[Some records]
########

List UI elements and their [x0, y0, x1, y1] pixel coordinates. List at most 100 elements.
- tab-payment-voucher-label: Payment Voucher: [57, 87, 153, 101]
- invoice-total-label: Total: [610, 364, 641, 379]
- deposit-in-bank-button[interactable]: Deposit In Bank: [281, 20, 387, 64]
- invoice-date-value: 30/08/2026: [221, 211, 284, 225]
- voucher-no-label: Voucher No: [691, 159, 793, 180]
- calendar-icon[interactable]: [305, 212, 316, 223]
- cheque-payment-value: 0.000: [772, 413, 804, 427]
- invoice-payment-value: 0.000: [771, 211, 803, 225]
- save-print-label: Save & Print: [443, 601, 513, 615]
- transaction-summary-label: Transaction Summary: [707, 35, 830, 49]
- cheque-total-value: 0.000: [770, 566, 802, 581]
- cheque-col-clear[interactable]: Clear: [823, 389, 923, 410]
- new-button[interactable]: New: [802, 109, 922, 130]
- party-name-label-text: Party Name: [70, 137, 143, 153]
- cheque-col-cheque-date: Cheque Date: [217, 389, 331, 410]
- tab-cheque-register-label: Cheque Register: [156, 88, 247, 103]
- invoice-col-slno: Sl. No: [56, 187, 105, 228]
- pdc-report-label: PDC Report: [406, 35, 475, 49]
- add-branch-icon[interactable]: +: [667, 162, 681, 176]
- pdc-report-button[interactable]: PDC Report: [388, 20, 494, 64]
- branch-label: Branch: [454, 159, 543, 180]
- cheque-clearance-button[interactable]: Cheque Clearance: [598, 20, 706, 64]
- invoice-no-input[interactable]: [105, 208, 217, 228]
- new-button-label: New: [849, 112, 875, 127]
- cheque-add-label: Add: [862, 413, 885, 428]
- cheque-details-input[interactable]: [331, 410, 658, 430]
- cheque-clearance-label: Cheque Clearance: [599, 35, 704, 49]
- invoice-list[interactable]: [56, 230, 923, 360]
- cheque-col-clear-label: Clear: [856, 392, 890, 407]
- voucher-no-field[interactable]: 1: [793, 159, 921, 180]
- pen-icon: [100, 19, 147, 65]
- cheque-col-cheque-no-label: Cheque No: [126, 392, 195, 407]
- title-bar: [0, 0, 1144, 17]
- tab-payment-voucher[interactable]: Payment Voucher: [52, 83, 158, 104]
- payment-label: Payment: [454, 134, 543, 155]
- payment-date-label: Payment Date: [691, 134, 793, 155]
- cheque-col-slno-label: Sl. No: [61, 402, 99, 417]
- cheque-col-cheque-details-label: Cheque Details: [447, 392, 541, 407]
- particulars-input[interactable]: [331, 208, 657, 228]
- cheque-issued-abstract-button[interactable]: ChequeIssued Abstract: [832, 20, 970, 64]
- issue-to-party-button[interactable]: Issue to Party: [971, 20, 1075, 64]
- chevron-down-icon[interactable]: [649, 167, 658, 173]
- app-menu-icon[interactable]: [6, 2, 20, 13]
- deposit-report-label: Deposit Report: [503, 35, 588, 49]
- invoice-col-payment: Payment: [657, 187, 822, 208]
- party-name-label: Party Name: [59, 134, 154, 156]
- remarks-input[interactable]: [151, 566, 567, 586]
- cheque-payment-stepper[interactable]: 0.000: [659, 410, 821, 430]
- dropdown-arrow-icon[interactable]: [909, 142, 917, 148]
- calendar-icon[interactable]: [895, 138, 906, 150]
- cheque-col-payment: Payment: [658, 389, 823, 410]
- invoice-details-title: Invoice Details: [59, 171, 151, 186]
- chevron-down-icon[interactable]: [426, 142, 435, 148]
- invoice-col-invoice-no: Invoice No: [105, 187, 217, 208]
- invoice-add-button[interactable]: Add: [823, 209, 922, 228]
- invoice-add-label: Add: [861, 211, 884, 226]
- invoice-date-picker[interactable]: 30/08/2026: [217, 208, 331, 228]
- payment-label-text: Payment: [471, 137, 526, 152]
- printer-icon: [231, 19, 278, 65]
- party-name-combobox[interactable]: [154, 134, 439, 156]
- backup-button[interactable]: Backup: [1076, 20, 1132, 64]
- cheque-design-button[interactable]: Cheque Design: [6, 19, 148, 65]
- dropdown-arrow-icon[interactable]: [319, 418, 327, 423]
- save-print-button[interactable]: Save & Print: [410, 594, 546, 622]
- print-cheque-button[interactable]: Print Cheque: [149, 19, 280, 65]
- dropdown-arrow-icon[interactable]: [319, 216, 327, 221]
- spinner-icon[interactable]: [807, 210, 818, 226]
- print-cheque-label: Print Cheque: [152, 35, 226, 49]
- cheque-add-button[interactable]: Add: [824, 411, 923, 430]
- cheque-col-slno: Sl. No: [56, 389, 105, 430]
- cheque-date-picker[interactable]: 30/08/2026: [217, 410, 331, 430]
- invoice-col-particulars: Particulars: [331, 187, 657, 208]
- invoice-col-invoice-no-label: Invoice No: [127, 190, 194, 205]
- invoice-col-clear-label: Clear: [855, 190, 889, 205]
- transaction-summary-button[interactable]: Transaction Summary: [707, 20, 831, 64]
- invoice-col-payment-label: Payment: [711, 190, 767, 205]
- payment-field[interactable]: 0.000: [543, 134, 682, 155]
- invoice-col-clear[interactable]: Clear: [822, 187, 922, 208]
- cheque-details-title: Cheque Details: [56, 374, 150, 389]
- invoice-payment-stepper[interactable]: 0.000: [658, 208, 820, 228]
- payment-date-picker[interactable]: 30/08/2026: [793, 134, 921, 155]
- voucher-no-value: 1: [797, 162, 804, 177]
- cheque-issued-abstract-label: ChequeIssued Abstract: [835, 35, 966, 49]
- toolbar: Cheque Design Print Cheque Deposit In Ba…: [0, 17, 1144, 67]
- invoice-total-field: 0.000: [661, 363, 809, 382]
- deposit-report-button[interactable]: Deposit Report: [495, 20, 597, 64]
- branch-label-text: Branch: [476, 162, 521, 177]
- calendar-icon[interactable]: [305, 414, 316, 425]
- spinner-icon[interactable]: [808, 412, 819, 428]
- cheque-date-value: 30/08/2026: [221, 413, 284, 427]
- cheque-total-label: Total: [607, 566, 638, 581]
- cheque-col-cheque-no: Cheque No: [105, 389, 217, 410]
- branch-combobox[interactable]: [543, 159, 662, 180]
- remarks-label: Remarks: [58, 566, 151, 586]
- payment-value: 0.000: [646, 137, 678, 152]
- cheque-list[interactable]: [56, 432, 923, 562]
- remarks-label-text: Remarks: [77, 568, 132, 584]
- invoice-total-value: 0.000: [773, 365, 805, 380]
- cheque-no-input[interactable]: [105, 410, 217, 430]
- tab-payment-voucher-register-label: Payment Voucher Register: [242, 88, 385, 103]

########

Turn all of the material above into a JSON list of strings, one string per line, leaving out any blank lines.

[
  "List UI elements and their [x0, y0, x1, y1] pixel coordinates. List at most 100 elements.",
  "- tab-payment-voucher-label: Payment Voucher: [57, 87, 153, 101]",
  "- invoice-total-label: Total: [610, 364, 641, 379]",
  "- deposit-in-bank-button[interactable]: Deposit In Bank: [281, 20, 387, 64]",
  "- invoice-date-value: 30/08/2026: [221, 211, 284, 225]",
  "- voucher-no-label: Voucher No: [691, 159, 793, 180]",
  "- calendar-icon[interactable]: [305, 212, 316, 223]",
  "- cheque-payment-value: 0.000: [772, 413, 804, 427]",
  "- invoice-payment-value: 0.000: [771, 211, 803, 225]",
  "- save-print-label: Save & Print: [443, 601, 513, 615]",
  "- transaction-summary-label: Transaction Summary: [707, 35, 830, 49]",
  "- cheque-total-value: 0.000: [770, 566, 802, 581]",
  "- cheque-col-clear[interactable]: Clear: [823, 389, 923, 410]",
  "- new-button[interactable]: New: [802, 109, 922, 130]",
  "- party-name-label-text: Party Name: [70, 137, 143, 153]",
  "- cheque-col-cheque-date: Cheque Date: [217, 389, 331, 410]",
  "- tab-cheque-register-label: Cheque Register: [156, 88, 247, 103]",
  "- invoice-col-slno: Sl. No: [56, 187, 105, 228]",
  "- pdc-report-label: PDC Report: [406, 35, 475, 49]",
  "- add-branch-icon[interactable]: +: [667, 162, 681, 176]",
  "- pdc-report-button[interactable]: PDC Report: [388, 20, 494, 64]",
  "- branch-label: Branch: [454, 159, 543, 180]",
  "- cheque-clearance-button[interactable]: Cheque Clearance: [598, 20, 706, 64]",
  "- invoice-no-input[interactable]: [105, 208, 217, 228]",
  "- new-button-label: New: [849, 112, 875, 127]",
  "- cheque-add-label: Add: [862, 413, 885, 428]",
  "- cheque-details-input[interactable]: [331, 410, 658, 430]",
  "- cheque-clearance-label: Cheque Clearance: [599, 35, 704, 49]",
  "- invoice-list[interactable]: [56, 230, 923, 360]",
  "- cheque-col-clear-label: Clear: [856, 392, 890, 407]",
  "- voucher-no-field[interactable]: 1: [793, 159, 921, 180]",
  "- pen-icon: [100, 19, 147, 65]",
  "- cheque-col-cheque-no-label: Cheque No: [126, 392, 195, 407]",
  "- title-bar: [0, 0, 1144, 17]",
  "- tab-payment-voucher[interactable]: Payment Voucher: [52, 83, 158, 104]",
  "- payment-label: Payment: [454, 134, 543, 155]",
  "- payment-date-label: Payment Date: [691, 134, 793, 155]",
  "- cheque-col-slno-label: Sl. No: [61, 402, 99, 417]",
  "- cheque-col-cheque-details-label: Cheque Details: [447, 392, 541, 407]",
  "- particulars-input[interactable]: [331, 208, 657, 228]",
  "- cheque-issued-abstract-button[interactable]: ChequeIssued Abstract: [832, 20, 970, 64]",
  "- issue-to-party-button[interactable]: Issue to Party: [971, 20, 1075, 64]",
  "- chevron-down-icon[interactable]: [649, 167, 658, 173]",
  "- app-menu-icon[interactable]: [6, 2, 20, 13]",
  "- deposit-report-label: Deposit Report: [503, 35, 588, 49]",
  "- invoice-col-payment: Payment: [657, 187, 822, 208]",
  "- party-name-label: Party Name: [59, 134, 154, 156]",
  "- remarks-input[interactable]: [151, 566, 567, 586]",
  "- cheque-payment-stepper[interactable]: 0.000: [659, 410, 821, 430]",
  "- dropdown-arrow-icon[interactable]: [909, 142, 917, 148]",
  "- calendar-icon[interactable]: [895, 138, 906, 150]",
  "- cheque-col-payment: Payment: [658, 389, 823, 410]",
  "- invoice-details-title: Invoice Details: [59, 171, 151, 186]",
  "- chevron-down-icon[interactable]: [426, 142, 435, 148]",
  "- invoice-col-invoice-no: Invoice No: [105, 187, 217, 208]",
  "- invoice-add-button[interactable]: Add: [823, 209, 922, 228]",
  "- invoice-add-label: Add: [861, 211, 884, 226]",
  "- invoice-date-picker[interactable]: 30/08/2026: [217, 208, 331, 228]",
  "- payment-label-text: Payment: [471, 137, 526, 152]",
  "- printer-icon: [231, 19, 278, 65]",
  "- party-name-combobox[interactable]: [154, 134, 439, 156]",
  "- backup-button[interactable]: Backup: [1076, 20, 1132, 64]",
  "- cheque-design-button[interactable]: Cheque Design: [6, 19, 148, 65]",
  "- dropdown-arrow-icon[interactable]: [319, 418, 327, 423]",
  "- save-print-button[interactable]: Save & Print: [410, 594, 546, 622]",
  "- print-cheque-button[interactable]: Print Cheque: [149, 19, 280, 65]",
  "- dropdown-arrow-icon[interactable]: [319, 216, 327, 221]",
  "- spinner-icon[interactable]: [807, 210, 818, 226]",
  "- print-cheque-label: Print Cheque: [152, 35, 226, 49]",
  "- cheque-add-button[interactable]: Add: [824, 411, 923, 430]",
  "- cheque-col-slno: Sl. No: [56, 389, 105, 430]",
  "- cheque-date-picker[interactable]: 30/08/2026: [217, 410, 331, 430]",
  "- invoice-col-particulars: Particulars: [331, 187, 657, 208]",
  "- invoice-col-invoice-no-label: Invoice No: [127, 190, 194, 205]",
  "- invoice-col-clear-label: Clear: [855, 190, 889, 205]",
  "- transaction-summary-button[interactable]: Transaction Summary: [707, 20, 831, 64]",
  "- invoice-col-payment-label: Payment: [711, 190, 767, 205]",
  "- payment-field[interactable]: 0.000: [543, 134, 682, 155]",
  "- invoice-col-clear[interactable]: Clear: [822, 187, 922, 208]",
  "- cheque-details-title: Cheque Details: [56, 374, 150, 389]",
  "- invoice-payment-stepper[interactable]: 0.000: [658, 208, 820, 228]",
  "- payment-date-picker[interactable]: 30/08/2026: [793, 134, 921, 155]",
  "- voucher-no-value: 1: [797, 162, 804, 177]",
  "- cheque-issued-abstract-label: ChequeIssued Abstract: [835, 35, 966, 49]",
  "- toolbar: Cheque Design Print Cheque Deposit In Ba…: [0, 17, 1144, 67]",
  "- invoice-total-field: 0.000: [661, 363, 809, 382]",
  "- deposit-report-button[interactable]: Deposit Report: [495, 20, 597, 64]",
  "- branch-label-text: Branch: [476, 162, 521, 177]",
  "- calendar-icon[interactable]: [305, 414, 316, 425]",
  "- spinner-icon[interactable]: [808, 412, 819, 428]",
  "- cheque-date-value: 30/08/2026: [221, 413, 284, 427]",
  "- cheque-total-label: Total: [607, 566, 638, 581]",
  "- cheque-col-cheque-no: Cheque No: [105, 389, 217, 410]",
  "- branch-combobox[interactable]: [543, 159, 662, 180]",
  "- remarks-label: Remarks: [58, 566, 151, 586]",
  "- payment-value: 0.000: [646, 137, 678, 152]",
  "- cheque-list[interactable]: [56, 432, 923, 562]",
  "- remarks-label-text: Remarks: [77, 568, 132, 584]",
  "- invoice-total-value: 0.000: [773, 365, 805, 380]",
  "- cheque-no-input[interactable]: [105, 410, 217, 430]",
  "- tab-payment-voucher-register-label: Payment Voucher Register: [242, 88, 385, 103]"
]